## What you are asked to do
Transcribe all the records with complete accuracy.

## Recorded information

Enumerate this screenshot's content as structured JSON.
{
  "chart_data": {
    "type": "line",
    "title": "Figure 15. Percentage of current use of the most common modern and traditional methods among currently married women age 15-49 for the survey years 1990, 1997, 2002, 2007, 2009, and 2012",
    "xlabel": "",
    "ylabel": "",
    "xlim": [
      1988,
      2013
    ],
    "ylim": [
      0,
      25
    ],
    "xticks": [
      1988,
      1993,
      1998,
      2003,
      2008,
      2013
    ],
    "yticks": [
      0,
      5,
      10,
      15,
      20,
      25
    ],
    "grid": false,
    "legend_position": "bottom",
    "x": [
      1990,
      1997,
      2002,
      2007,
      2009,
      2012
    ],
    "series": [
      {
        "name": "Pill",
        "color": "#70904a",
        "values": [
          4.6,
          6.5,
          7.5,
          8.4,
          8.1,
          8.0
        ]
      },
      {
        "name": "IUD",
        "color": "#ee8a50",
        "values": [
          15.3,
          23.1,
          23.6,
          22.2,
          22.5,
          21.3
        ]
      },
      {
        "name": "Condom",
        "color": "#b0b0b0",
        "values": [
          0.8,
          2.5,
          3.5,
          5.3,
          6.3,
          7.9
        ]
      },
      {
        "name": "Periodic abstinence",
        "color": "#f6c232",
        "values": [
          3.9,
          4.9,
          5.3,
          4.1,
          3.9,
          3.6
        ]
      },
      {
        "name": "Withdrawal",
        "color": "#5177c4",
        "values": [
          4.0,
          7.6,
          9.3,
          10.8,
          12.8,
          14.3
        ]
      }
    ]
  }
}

## Right answer
Enumerate this screenshot's content as structured JSON.
{
  "chart_data": {
    "type": "line",
    "title": "Figure 15. Percentage of current use of the most common modern and traditional methods among currently married women age 15-49 for the survey years 1990, 1997, 2002, 2007, 2009, and 2012",
    "xlabel": "",
    "ylabel": "",
    "xlim": [
      1988,
      2013
    ],
    "ylim": [
      0,
      25
    ],
    "xticks": [
      1988,
      1993,
      1998,
      2003,
      2008,
      2013
    ],
    "yticks": [
      0,
      5,
      10,
      15,
      20,
      25
    ],
    "grid": false,
    "legend_position": "bottom",
    "x": [
      1990,
      1997,
      2002,
      2007,
      2009,
      2012
    ],
    "series": [
      {
        "name": "Pill",
        "color": "#70904a",
        "values": [
          4.6,
          6.5,
          7.5,
          8.4,
          8.1,
          8.0
        ]
      },
      {
        "name": "IUD",
        "color": "#ee8a50",
        "values": [
          15.3,
          23.1,
          23.6,
          22.2,
          22.5,
          21.3
        ]
      },
      {
        "name": "Condom",
        "color": "#b0b0b0",
        "values": [
          0.8,
          2.5,
          3.5,
          5.3,
          6.3,
          7.9
        ]
      },
      {
        "name": "Periodic abstinence",
        "color": "#f6c232",
        "values": [
          3.9,
          4.9,
          5.3,
          4.1,
          3.9,
          3.6
        ]
      },
      {
        "name": "Withdrawal",
        "color": "#5177c4",
        "values": [
          4.0,
          7.6,
          9.3,
          10.8,
          12.8,
          14.3
        ]
      }
    ]
  }
}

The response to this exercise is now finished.